▸ TO DO
Copy all lines below containing "name".

▸ GIVEN DATA
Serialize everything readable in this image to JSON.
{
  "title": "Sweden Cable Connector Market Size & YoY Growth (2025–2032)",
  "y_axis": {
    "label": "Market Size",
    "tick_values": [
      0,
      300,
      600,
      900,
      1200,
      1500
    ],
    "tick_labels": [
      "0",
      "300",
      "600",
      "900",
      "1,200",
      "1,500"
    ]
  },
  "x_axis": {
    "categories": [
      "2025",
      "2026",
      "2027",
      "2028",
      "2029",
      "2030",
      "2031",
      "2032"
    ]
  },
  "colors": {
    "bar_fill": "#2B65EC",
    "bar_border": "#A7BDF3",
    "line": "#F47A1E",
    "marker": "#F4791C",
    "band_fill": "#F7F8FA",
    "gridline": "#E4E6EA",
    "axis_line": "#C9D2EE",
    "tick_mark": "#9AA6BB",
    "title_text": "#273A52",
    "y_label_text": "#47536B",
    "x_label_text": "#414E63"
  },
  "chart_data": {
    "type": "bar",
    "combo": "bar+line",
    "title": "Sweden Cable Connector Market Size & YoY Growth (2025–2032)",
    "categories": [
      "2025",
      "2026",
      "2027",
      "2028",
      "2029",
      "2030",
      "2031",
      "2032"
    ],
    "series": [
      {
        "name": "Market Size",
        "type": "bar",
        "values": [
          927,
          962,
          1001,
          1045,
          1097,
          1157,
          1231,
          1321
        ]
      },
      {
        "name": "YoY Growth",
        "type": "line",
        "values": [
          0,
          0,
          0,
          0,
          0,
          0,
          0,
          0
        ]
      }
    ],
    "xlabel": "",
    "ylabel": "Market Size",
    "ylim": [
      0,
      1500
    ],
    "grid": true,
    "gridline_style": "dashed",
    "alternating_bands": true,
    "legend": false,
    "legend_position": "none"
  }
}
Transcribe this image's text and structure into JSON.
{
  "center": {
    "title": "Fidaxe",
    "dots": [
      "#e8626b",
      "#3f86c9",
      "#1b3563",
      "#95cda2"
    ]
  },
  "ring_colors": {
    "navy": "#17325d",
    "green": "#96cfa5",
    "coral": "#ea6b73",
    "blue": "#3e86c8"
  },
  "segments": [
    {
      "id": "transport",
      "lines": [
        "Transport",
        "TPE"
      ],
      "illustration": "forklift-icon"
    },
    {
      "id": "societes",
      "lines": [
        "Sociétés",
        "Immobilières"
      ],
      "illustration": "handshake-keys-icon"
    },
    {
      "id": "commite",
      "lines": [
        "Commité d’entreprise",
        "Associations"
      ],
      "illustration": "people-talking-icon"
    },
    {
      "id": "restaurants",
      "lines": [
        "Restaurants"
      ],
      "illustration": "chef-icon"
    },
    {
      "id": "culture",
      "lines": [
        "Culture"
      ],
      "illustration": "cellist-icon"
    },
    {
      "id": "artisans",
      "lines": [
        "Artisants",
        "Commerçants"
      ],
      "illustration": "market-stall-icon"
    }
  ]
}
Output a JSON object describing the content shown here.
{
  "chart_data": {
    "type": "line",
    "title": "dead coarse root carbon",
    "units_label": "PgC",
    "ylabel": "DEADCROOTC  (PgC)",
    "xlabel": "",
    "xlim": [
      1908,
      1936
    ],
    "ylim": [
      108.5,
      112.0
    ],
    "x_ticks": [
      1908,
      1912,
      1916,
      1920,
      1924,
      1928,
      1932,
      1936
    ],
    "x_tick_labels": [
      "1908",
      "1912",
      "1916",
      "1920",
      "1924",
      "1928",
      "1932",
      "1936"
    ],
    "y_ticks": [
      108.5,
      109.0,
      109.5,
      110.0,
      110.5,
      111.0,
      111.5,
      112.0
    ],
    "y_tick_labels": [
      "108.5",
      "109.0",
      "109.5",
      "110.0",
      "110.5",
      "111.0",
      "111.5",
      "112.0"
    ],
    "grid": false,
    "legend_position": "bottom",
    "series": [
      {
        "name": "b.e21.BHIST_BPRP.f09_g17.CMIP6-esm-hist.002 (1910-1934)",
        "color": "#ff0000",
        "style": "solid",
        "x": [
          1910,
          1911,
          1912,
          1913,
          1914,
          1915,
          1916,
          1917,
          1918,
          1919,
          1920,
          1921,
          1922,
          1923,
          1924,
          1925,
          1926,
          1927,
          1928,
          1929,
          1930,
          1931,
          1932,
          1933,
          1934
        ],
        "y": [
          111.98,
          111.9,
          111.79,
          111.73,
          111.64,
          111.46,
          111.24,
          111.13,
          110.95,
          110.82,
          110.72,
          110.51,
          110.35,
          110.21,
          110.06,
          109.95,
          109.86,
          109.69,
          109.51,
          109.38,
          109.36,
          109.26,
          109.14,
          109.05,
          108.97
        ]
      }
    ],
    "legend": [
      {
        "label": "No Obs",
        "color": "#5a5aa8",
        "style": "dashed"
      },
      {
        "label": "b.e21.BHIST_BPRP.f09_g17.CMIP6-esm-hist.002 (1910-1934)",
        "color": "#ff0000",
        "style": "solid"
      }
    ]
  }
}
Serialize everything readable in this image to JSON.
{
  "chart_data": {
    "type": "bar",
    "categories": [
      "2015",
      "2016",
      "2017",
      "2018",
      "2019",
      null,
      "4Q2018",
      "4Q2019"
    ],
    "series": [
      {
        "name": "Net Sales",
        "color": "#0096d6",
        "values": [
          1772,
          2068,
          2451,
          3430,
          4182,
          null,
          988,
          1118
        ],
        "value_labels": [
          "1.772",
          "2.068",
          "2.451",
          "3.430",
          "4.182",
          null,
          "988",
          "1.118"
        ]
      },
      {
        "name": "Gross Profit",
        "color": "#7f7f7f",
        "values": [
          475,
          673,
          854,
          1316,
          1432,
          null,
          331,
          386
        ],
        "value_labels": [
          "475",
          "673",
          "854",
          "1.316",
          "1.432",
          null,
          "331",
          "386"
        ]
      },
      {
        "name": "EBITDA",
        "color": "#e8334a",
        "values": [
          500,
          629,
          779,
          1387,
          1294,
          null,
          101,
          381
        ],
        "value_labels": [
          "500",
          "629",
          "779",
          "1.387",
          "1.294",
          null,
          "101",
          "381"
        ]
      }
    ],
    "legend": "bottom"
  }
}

▸ IN RESPONSE
        "name": "Market Size",
        "name": "YoY Growth",
        "name": "b.e21.BHIST_BPRP.f09_g17.CMIP6-esm-hist.002 (1910-1934)",
        "name": "Net Sales",
        "name": "Gross Profit",
        "name": "EBITDA",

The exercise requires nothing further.